EXERCISE REQUIREMENTS: Leave out the pictures and copy the remaining records exactly.

····················

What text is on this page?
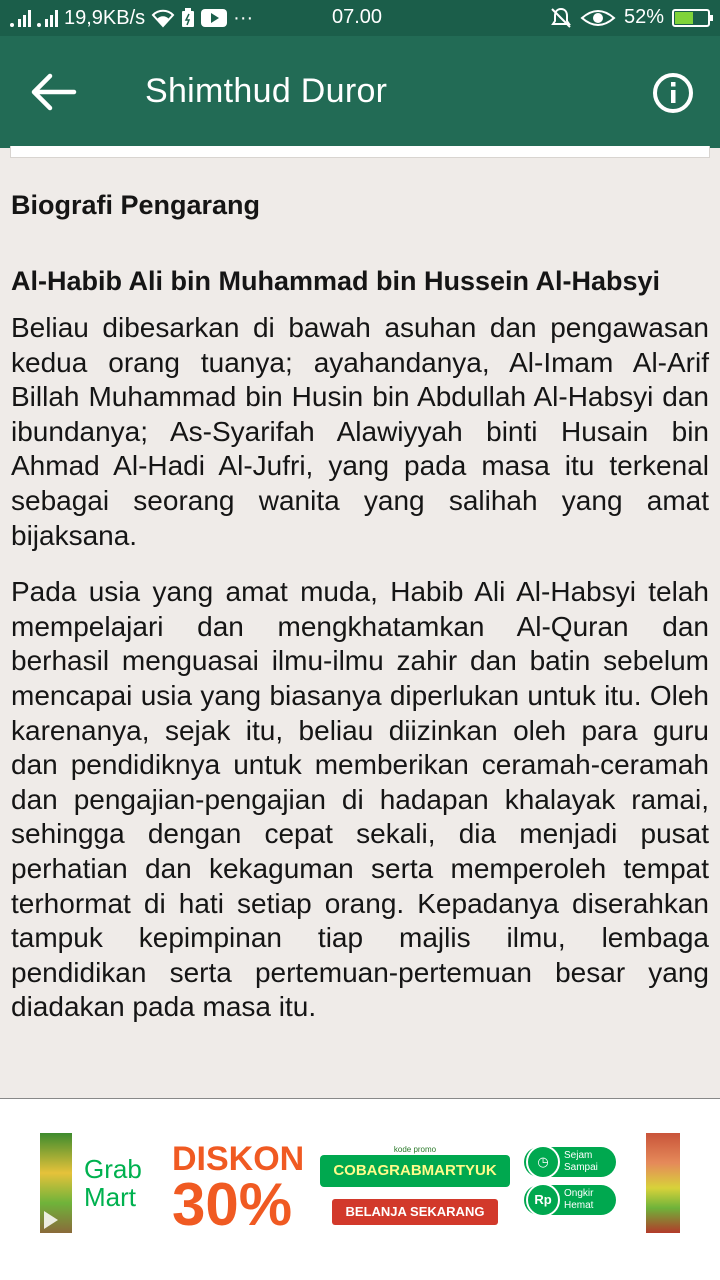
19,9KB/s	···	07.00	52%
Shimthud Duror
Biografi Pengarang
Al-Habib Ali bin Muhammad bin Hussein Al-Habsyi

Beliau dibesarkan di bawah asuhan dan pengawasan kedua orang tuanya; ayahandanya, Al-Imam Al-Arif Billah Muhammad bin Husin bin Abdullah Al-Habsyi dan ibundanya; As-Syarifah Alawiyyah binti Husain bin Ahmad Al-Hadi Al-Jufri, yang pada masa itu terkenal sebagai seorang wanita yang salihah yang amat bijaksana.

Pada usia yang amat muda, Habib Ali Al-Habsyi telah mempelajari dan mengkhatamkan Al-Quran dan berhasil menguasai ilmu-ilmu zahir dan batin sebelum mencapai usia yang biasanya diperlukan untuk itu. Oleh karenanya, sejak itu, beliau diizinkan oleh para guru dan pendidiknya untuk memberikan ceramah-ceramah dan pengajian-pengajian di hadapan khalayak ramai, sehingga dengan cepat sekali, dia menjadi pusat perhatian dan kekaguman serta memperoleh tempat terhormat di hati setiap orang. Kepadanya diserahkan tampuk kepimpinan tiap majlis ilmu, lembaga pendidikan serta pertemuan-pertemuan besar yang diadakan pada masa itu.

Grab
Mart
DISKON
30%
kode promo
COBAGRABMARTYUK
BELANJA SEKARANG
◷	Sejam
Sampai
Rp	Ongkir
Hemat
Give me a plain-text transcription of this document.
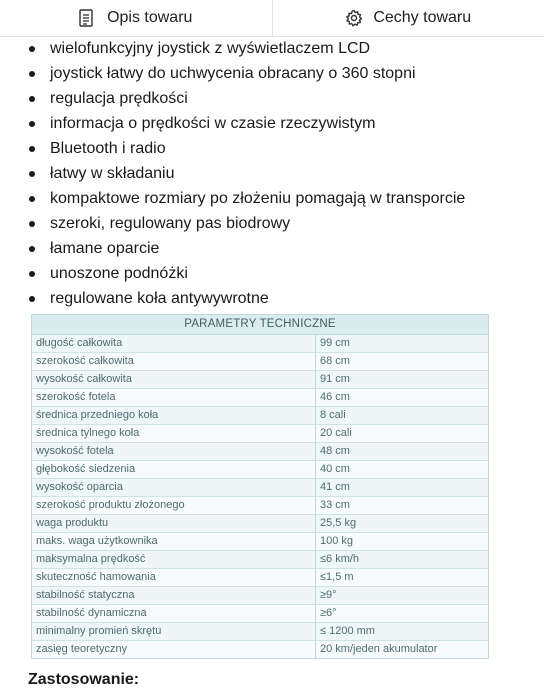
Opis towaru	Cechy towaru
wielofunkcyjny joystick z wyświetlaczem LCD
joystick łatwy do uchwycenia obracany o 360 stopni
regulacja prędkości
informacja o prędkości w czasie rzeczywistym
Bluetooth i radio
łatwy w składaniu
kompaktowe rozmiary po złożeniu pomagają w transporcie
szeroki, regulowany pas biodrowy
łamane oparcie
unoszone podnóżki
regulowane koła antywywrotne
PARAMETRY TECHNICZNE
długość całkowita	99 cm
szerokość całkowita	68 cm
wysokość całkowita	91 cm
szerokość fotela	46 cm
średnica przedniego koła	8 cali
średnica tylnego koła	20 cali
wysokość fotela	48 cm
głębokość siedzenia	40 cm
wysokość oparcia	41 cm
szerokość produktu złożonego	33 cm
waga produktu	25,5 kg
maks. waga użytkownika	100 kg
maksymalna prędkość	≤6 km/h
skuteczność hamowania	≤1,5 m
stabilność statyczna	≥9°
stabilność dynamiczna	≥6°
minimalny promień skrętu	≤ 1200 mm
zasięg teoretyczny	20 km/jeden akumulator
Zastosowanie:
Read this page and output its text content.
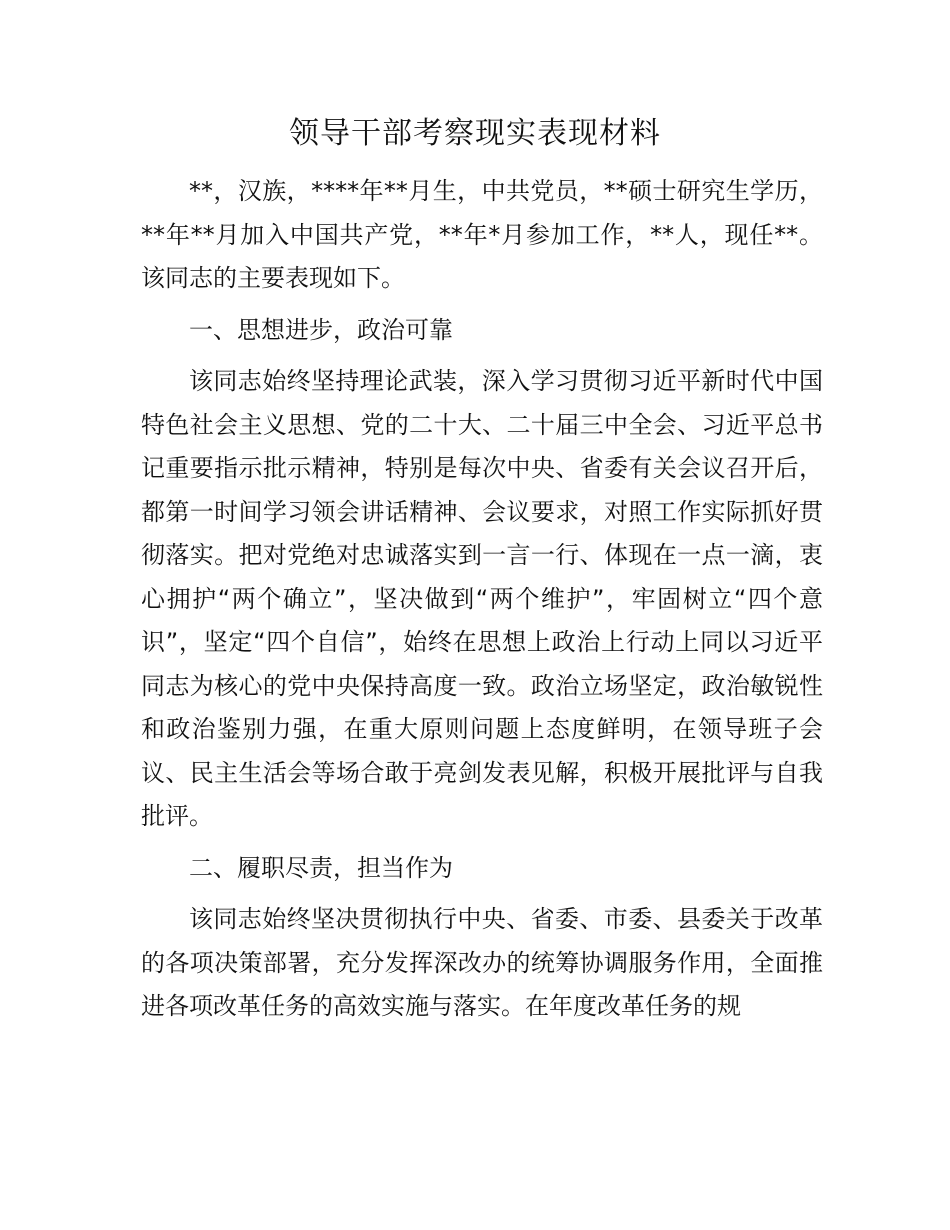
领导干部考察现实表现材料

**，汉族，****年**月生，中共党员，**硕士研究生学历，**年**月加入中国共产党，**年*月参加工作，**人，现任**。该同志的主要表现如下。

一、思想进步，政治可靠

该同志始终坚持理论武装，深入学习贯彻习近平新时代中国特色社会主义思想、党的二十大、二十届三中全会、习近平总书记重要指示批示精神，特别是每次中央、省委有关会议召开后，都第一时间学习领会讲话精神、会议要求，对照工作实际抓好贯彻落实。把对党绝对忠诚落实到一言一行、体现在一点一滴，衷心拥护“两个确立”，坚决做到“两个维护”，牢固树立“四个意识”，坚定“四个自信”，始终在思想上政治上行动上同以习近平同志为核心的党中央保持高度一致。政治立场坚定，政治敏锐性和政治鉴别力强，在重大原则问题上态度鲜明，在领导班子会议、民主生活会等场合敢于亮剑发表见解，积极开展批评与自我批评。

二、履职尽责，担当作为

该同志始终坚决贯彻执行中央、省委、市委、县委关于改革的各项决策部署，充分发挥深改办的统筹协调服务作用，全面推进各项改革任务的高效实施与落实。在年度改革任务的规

····················

CORRECT RESPONSE:
What text is on this page?
19,9KB/s	···	07.00	52%
Shimthud Duror
Biografi Pengarang
Al-Habib Ali bin Muhammad bin Hussein Al-Habsyi

Beliau dibesarkan di bawah asuhan dan pengawasan kedua orang tuanya; ayahandanya, Al-Imam Al-Arif Billah Muhammad bin Husin bin Abdullah Al-Habsyi dan ibundanya; As-Syarifah Alawiyyah binti Husain bin Ahmad Al-Hadi Al-Jufri, yang pada masa itu terkenal sebagai seorang wanita yang salihah yang amat bijaksana.

Pada usia yang amat muda, Habib Ali Al-Habsyi telah mempelajari dan mengkhatamkan Al-Quran dan berhasil menguasai ilmu-ilmu zahir dan batin sebelum mencapai usia yang biasanya diperlukan untuk itu. Oleh karenanya, sejak itu, beliau diizinkan oleh para guru dan pendidiknya untuk memberikan ceramah-ceramah dan pengajian-pengajian di hadapan khalayak ramai, sehingga dengan cepat sekali, dia menjadi pusat perhatian dan kekaguman serta memperoleh tempat terhormat di hati setiap orang. Kepadanya diserahkan tampuk kepimpinan tiap majlis ilmu, lembaga pendidikan serta pertemuan-pertemuan besar yang diadakan pada masa itu.

Grab
Mart
DISKON
30%
kode promo
COBAGRABMARTYUK
BELANJA SEKARANG
◷	Sejam
Sampai
Rp	Ongkir
Hemat
Give me a plain-text transcription of this document.
Opis towaru	Cechy towaru
wielofunkcyjny joystick z wyświetlaczem LCD
joystick łatwy do uchwycenia obracany o 360 stopni
regulacja prędkości
informacja o prędkości w czasie rzeczywistym
Bluetooth i radio
łatwy w składaniu
kompaktowe rozmiary po złożeniu pomagają w transporcie
szeroki, regulowany pas biodrowy
łamane oparcie
unoszone podnóżki
regulowane koła antywywrotne
PARAMETRY TECHNICZNE
długość całkowita	99 cm
szerokość całkowita	68 cm
wysokość całkowita	91 cm
szerokość fotela	46 cm
średnica przedniego koła	8 cali
średnica tylnego koła	20 cali
wysokość fotela	48 cm
głębokość siedzenia	40 cm
wysokość oparcia	41 cm
szerokość produktu złożonego	33 cm
waga produktu	25,5 kg
maks. waga użytkownika	100 kg
maksymalna prędkość	≤6 km/h
skuteczność hamowania	≤1,5 m
stabilność statyczna	≥9°
stabilność dynamiczna	≥6°
minimalny promień skrętu	≤ 1200 mm
zasięg teoretyczny	20 km/jeden akumulator
Zastosowanie:
Read this page and output its text content.
领导干部考察现实表现材料

**，汉族，****年**月生，中共党员，**硕士研究生学历，**年**月加入中国共产党，**年*月参加工作，**人，现任**。该同志的主要表现如下。

一、思想进步，政治可靠

该同志始终坚持理论武装，深入学习贯彻习近平新时代中国特色社会主义思想、党的二十大、二十届三中全会、习近平总书记重要指示批示精神，特别是每次中央、省委有关会议召开后，都第一时间学习领会讲话精神、会议要求，对照工作实际抓好贯彻落实。把对党绝对忠诚落实到一言一行、体现在一点一滴，衷心拥护“两个确立”，坚决做到“两个维护”，牢固树立“四个意识”，坚定“四个自信”，始终在思想上政治上行动上同以习近平同志为核心的党中央保持高度一致。政治立场坚定，政治敏锐性和政治鉴别力强，在重大原则问题上态度鲜明，在领导班子会议、民主生活会等场合敢于亮剑发表见解，积极开展批评与自我批评。

二、履职尽责，担当作为

该同志始终坚决贯彻执行中央、省委、市委、县委关于改革的各项决策部署，充分发挥深改办的统筹协调服务作用，全面推进各项改革任务的高效实施与落实。在年度改革任务的规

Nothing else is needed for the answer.